◆ DIRECTIONS: Check each line of the material below for the string "нужд", then report how many lines have it, and nothing else.

◆ DATASET ROWS:

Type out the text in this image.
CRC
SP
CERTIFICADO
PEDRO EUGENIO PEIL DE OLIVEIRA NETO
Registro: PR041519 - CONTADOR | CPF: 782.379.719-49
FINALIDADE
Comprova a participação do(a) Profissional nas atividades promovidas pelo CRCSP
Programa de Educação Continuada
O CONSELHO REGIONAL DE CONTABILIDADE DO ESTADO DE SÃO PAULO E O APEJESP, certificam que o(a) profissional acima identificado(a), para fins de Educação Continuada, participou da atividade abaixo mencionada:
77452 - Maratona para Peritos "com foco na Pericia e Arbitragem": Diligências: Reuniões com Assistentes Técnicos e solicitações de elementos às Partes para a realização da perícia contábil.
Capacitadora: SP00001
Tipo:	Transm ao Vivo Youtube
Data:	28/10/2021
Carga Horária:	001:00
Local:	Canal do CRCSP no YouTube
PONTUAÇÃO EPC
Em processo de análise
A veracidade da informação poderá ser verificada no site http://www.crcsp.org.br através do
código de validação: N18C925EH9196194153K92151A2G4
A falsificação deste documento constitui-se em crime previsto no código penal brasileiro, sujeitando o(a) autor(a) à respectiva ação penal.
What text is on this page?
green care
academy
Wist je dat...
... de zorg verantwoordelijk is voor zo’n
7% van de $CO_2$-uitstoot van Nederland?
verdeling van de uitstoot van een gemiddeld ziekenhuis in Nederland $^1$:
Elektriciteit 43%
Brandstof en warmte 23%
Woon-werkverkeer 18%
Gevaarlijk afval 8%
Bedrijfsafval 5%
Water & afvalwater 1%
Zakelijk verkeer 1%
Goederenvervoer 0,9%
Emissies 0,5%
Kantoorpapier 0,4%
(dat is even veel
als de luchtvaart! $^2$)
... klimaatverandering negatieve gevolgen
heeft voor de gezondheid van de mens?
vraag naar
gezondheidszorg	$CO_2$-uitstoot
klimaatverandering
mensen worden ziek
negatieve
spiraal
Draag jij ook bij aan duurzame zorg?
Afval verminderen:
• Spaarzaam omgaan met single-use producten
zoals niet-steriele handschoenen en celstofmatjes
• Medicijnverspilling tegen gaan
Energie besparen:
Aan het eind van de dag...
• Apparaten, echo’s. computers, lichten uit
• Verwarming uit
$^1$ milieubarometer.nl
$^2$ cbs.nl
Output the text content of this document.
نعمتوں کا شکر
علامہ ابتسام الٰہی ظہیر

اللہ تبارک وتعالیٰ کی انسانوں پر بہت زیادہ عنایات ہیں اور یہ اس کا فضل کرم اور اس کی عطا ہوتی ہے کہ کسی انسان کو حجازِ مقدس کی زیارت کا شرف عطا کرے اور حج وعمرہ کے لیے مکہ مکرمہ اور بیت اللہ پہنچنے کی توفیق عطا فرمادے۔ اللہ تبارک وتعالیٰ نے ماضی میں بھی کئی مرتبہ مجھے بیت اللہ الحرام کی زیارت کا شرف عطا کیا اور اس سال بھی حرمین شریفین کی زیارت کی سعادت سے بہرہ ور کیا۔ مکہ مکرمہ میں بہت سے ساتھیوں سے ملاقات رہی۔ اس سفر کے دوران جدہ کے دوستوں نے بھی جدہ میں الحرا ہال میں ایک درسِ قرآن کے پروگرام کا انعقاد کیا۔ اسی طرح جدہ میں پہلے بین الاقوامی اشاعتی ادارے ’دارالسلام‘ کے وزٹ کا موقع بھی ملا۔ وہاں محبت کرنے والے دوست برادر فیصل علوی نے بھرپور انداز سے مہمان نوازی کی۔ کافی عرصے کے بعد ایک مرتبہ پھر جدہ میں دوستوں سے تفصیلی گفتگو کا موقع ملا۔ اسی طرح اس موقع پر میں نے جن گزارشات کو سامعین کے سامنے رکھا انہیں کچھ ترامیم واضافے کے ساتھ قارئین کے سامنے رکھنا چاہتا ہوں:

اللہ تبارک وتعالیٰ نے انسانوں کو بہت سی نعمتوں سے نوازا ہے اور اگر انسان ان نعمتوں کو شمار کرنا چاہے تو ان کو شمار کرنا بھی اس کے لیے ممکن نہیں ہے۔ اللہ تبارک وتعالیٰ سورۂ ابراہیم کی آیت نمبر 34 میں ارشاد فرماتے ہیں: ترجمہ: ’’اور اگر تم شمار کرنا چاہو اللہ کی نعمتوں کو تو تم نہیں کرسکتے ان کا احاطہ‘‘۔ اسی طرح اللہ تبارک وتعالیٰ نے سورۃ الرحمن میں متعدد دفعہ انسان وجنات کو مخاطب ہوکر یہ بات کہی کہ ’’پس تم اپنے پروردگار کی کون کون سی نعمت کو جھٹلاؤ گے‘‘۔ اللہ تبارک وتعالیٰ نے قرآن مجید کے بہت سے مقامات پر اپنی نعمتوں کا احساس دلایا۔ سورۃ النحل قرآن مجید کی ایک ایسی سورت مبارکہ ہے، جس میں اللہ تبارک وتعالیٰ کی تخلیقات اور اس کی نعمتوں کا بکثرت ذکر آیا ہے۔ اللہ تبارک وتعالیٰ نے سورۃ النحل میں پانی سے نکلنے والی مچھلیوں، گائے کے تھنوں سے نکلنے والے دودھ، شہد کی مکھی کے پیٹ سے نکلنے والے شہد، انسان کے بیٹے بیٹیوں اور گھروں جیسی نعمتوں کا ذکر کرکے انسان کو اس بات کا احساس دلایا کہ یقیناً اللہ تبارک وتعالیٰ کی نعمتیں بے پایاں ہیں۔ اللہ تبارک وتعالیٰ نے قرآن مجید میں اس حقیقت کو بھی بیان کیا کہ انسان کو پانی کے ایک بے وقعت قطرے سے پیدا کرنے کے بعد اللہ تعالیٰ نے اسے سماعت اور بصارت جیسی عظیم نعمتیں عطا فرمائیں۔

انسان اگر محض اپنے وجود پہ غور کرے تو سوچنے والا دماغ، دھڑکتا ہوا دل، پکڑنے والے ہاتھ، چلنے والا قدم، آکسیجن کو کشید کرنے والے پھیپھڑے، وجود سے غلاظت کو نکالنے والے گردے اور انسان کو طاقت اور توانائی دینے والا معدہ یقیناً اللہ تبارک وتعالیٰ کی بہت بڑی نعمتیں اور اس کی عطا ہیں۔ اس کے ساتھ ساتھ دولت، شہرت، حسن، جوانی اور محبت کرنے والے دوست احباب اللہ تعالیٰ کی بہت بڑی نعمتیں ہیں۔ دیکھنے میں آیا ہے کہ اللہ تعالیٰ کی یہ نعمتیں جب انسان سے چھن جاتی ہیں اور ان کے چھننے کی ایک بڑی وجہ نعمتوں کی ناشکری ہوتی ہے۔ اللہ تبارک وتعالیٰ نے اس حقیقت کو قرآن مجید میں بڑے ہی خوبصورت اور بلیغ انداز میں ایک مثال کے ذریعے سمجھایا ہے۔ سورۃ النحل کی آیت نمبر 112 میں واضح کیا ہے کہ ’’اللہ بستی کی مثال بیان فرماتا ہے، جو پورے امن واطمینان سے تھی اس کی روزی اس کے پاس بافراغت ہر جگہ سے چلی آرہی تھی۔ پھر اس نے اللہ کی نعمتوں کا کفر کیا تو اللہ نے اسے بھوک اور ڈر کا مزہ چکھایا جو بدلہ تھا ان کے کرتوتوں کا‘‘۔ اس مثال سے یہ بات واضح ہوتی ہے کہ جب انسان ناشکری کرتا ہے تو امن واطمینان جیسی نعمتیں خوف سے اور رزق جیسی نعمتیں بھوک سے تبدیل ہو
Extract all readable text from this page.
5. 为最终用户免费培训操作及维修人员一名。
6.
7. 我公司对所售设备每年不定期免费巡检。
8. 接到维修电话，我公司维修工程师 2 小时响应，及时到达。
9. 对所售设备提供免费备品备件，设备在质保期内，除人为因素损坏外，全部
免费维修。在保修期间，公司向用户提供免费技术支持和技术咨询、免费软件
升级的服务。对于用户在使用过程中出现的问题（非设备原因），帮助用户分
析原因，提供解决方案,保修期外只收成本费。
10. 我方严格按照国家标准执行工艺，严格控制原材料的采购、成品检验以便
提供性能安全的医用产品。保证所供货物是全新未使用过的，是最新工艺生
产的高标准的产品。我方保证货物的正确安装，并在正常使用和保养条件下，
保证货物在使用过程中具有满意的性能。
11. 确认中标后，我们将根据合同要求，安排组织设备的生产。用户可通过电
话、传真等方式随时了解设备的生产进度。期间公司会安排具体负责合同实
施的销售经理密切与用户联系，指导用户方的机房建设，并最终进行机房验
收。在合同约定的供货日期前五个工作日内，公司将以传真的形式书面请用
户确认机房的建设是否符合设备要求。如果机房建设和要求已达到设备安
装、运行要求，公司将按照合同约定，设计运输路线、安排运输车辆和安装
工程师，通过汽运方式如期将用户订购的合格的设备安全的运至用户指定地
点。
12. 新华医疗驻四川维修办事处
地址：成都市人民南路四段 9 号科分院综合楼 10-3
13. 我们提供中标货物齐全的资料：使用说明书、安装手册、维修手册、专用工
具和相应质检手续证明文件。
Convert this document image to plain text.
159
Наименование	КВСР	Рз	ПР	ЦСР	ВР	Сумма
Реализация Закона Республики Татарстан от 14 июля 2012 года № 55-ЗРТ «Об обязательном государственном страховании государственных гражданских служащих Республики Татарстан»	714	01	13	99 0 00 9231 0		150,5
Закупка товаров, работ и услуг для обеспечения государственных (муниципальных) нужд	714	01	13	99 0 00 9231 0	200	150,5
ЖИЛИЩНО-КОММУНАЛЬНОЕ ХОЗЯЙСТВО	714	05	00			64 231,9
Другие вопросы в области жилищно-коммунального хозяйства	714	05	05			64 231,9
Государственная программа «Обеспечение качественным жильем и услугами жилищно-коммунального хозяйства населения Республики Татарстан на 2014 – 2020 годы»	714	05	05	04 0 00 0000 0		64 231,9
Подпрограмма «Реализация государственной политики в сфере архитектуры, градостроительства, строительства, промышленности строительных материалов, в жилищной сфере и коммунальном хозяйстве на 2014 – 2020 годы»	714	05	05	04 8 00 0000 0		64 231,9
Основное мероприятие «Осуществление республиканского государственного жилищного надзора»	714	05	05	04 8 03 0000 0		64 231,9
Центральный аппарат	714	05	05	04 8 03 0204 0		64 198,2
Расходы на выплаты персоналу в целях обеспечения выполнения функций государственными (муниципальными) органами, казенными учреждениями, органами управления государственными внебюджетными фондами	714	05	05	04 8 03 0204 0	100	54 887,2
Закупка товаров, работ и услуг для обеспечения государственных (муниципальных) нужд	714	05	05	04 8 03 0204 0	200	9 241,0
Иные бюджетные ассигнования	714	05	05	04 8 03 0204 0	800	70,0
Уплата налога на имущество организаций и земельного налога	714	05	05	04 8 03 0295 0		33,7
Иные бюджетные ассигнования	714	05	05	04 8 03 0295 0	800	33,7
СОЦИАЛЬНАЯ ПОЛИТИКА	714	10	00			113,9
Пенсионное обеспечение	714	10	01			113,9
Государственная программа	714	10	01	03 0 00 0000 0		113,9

◆ RESPONSE: 2